| Short exercise |
Copy each line of the entries that contains the word "provided".

— start of Records supplied —

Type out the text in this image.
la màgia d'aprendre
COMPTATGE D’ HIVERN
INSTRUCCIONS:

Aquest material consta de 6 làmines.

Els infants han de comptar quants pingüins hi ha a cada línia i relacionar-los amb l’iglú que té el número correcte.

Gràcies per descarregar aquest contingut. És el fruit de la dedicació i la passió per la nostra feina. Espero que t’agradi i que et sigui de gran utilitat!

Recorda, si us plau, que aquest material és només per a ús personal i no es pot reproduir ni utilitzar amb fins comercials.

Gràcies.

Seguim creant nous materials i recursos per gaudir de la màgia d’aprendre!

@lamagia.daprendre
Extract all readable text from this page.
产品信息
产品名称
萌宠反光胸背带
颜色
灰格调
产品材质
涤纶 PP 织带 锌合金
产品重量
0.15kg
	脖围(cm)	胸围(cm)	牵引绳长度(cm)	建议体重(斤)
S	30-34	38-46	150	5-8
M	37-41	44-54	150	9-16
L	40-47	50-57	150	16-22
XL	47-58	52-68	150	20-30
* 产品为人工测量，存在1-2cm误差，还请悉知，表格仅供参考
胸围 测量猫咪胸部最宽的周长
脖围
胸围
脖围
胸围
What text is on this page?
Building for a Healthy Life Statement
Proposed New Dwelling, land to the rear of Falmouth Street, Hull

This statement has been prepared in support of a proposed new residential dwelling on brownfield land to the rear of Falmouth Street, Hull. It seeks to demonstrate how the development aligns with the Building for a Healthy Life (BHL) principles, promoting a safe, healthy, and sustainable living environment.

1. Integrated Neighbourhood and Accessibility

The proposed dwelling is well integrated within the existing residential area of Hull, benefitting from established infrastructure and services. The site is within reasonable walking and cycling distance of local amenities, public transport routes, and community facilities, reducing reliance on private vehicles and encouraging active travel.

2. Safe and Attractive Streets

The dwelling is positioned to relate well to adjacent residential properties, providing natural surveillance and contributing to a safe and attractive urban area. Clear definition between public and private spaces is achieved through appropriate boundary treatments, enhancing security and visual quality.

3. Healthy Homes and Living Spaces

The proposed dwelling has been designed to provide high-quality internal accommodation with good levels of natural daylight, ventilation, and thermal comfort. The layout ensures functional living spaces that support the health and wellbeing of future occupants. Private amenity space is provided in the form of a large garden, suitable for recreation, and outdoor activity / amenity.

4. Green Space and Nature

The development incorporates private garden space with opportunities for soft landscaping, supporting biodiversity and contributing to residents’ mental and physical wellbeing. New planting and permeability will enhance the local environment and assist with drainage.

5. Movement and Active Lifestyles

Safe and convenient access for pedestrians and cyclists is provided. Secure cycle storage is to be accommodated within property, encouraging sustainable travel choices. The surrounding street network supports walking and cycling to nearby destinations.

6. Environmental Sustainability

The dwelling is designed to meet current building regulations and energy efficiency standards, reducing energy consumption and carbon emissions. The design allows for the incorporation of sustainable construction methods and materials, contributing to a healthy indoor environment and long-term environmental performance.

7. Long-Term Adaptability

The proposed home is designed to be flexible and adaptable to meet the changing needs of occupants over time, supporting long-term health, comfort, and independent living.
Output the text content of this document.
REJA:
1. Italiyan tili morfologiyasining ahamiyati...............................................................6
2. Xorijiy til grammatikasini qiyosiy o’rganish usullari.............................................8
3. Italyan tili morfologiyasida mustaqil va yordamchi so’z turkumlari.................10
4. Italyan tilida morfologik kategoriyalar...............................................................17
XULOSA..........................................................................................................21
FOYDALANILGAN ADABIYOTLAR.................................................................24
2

— end of Records supplied —

| The reply |
The proposed dwelling has been designed to provide high-quality internal accommodation with good levels of natural daylight, ventilation, and thermal comfort. The layout ensures functional living spaces that support the health and wellbeing of future occupants. Private amenity space is provided in the form of a large garden, suitable for recreation, and outdoor activity / amenity.
Safe and convenient access for pedestrians and cyclists is provided. Secure cycle storage is to be accommodated within property, encouraging sustainable travel choices. The surrounding street network supports walking and cycling to nearby destinations.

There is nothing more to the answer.